> _Given instruction_: Keep only the lines that hold the string "Alpha", filtering out the rest of the entries below.

> _Records_:
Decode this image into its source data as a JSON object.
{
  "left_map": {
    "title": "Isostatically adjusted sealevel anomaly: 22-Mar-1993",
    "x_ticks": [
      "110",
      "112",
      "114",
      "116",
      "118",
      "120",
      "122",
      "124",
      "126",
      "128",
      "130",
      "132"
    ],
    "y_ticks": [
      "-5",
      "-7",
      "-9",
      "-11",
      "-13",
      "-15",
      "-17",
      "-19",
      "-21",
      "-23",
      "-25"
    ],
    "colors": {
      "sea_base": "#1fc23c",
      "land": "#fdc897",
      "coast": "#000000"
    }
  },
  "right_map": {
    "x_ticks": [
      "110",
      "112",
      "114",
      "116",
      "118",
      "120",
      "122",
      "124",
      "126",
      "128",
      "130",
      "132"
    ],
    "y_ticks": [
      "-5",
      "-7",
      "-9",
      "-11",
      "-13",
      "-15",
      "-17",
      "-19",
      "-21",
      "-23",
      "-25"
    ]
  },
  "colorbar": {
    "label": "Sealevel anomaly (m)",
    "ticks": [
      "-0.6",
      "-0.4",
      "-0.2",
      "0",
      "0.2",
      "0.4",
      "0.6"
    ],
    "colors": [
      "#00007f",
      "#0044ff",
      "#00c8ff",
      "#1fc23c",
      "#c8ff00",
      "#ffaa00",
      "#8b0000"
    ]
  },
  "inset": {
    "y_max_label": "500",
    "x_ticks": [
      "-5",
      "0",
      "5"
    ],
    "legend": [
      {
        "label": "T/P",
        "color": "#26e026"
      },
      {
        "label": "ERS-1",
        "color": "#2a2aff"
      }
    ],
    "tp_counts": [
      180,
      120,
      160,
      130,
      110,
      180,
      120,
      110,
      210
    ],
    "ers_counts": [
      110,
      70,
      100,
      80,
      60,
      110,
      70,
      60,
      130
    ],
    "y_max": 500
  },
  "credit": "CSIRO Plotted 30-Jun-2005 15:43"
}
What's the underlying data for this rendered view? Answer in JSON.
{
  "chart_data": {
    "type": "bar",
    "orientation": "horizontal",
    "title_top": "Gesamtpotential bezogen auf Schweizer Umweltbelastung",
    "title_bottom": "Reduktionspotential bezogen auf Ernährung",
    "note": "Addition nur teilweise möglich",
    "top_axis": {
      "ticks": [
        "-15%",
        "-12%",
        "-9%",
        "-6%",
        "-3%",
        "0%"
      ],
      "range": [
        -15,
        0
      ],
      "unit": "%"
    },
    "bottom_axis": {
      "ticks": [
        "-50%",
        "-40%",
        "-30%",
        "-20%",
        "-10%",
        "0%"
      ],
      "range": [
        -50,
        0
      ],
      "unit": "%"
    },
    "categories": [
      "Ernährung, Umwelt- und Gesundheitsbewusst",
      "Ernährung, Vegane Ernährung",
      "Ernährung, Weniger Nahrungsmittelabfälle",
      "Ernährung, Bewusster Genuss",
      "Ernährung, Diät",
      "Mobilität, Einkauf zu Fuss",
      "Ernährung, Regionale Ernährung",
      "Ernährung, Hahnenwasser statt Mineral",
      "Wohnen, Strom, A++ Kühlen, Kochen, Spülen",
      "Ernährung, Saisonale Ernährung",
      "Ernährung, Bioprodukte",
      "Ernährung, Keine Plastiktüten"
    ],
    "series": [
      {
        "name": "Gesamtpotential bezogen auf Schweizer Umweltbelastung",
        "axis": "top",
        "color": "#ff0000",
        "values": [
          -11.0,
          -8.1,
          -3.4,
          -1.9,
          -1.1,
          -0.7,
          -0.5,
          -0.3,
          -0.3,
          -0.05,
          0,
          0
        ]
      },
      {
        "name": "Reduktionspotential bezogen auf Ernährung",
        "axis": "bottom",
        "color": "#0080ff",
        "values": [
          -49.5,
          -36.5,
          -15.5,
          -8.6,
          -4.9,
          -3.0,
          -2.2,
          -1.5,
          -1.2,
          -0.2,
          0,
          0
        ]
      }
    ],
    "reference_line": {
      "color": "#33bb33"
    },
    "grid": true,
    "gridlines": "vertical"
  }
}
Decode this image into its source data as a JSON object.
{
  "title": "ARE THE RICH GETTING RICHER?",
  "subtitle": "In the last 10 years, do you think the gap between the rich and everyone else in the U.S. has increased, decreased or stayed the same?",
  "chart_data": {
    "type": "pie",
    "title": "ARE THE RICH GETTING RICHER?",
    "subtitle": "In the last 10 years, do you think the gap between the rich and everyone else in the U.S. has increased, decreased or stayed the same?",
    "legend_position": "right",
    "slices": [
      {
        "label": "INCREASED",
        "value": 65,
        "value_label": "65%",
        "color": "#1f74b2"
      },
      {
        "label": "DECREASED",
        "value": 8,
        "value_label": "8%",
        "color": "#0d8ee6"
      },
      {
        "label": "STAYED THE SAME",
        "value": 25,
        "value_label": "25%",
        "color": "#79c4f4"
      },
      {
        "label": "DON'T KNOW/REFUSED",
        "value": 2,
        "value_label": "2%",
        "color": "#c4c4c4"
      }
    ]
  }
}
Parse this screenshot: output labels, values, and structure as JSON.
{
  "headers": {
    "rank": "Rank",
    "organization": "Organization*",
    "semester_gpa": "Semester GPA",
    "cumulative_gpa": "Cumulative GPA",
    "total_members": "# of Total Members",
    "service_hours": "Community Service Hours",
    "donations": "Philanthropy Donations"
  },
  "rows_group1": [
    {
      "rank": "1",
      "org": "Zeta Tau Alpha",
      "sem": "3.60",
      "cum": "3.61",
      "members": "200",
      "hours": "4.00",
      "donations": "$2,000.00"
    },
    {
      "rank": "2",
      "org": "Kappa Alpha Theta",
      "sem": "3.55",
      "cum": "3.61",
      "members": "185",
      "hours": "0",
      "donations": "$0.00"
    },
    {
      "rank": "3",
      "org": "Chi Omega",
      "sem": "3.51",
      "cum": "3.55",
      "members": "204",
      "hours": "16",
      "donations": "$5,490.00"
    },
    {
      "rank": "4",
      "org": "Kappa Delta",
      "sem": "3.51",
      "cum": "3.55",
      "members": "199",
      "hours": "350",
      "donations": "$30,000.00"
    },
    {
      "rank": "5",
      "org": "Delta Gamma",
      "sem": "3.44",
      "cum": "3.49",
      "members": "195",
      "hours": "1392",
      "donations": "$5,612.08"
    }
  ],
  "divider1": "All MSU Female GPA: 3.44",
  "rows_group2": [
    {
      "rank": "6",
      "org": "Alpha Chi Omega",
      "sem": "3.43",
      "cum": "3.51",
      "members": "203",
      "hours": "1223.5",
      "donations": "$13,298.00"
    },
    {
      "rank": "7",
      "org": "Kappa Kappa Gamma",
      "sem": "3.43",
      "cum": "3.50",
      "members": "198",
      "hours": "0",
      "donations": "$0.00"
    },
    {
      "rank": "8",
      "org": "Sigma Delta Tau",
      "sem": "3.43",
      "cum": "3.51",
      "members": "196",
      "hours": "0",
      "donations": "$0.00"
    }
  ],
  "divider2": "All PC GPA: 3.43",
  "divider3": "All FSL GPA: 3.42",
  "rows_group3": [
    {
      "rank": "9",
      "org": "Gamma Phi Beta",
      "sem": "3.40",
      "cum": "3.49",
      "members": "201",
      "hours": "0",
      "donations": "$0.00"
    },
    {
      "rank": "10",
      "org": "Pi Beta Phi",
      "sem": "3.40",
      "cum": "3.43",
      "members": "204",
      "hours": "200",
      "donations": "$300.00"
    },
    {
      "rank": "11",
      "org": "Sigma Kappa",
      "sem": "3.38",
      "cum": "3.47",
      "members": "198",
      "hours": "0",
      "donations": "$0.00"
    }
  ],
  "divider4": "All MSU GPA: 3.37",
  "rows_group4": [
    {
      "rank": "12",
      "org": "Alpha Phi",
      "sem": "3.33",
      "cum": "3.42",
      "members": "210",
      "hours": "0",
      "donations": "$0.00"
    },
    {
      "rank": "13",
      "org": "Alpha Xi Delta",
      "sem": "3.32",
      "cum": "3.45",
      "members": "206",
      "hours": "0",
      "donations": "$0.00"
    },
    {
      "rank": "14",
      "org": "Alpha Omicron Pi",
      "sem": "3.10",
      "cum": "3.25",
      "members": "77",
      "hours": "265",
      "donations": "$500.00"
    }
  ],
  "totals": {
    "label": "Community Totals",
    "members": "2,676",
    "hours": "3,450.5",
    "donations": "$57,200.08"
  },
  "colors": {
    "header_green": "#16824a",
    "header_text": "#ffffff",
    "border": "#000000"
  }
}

> _Solution_:
      "org": "Zeta Tau Alpha",
      "org": "Kappa Alpha Theta",
      "org": "Alpha Chi Omega",
      "org": "Alpha Phi",
      "org": "Alpha Xi Delta",
      "org": "Alpha Omicron Pi",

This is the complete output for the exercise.